» **CHALLENGE**
Output the entries word for word. Omit images.

[Collection entries]
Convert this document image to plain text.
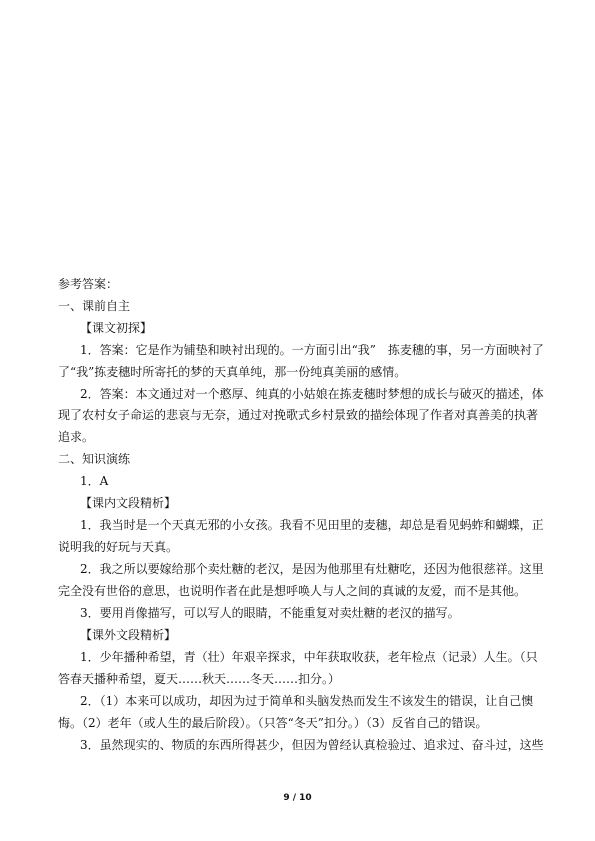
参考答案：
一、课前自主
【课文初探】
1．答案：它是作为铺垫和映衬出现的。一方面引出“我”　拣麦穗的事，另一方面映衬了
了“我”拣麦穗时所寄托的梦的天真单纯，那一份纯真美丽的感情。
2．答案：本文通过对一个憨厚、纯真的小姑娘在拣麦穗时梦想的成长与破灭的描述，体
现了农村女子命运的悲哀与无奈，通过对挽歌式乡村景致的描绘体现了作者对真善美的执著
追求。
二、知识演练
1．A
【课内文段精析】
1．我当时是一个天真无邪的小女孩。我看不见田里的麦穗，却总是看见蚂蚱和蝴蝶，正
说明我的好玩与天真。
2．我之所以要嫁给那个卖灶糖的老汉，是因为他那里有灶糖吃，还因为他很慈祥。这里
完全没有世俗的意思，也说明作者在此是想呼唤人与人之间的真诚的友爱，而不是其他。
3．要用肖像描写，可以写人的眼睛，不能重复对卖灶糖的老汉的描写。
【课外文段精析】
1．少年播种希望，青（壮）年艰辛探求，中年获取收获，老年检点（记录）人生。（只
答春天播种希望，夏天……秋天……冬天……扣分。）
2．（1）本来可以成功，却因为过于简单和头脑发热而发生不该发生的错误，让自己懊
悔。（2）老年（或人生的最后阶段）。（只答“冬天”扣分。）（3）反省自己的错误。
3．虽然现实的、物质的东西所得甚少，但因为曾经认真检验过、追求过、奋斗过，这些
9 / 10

» **ANSWER TO THE PROBLEM**
Convert this document image to plain text.
参考答案：
一、课前自主
【课文初探】
1．答案：它是作为铺垫和映衬出现的。一方面引出“我”　拣麦穗的事，另一方面映衬了
了“我”拣麦穗时所寄托的梦的天真单纯，那一份纯真美丽的感情。
2．答案：本文通过对一个憨厚、纯真的小姑娘在拣麦穗时梦想的成长与破灭的描述，体
现了农村女子命运的悲哀与无奈，通过对挽歌式乡村景致的描绘体现了作者对真善美的执著
追求。
二、知识演练
1．A
【课内文段精析】
1．我当时是一个天真无邪的小女孩。我看不见田里的麦穗，却总是看见蚂蚱和蝴蝶，正
说明我的好玩与天真。
2．我之所以要嫁给那个卖灶糖的老汉，是因为他那里有灶糖吃，还因为他很慈祥。这里
完全没有世俗的意思，也说明作者在此是想呼唤人与人之间的真诚的友爱，而不是其他。
3．要用肖像描写，可以写人的眼睛，不能重复对卖灶糖的老汉的描写。
【课外文段精析】
1．少年播种希望，青（壮）年艰辛探求，中年获取收获，老年检点（记录）人生。（只
答春天播种希望，夏天……秋天……冬天……扣分。）
2．（1）本来可以成功，却因为过于简单和头脑发热而发生不该发生的错误，让自己懊
悔。（2）老年（或人生的最后阶段）。（只答“冬天”扣分。）（3）反省自己的错误。
3．虽然现实的、物质的东西所得甚少，但因为曾经认真检验过、追求过、奋斗过，这些
9 / 10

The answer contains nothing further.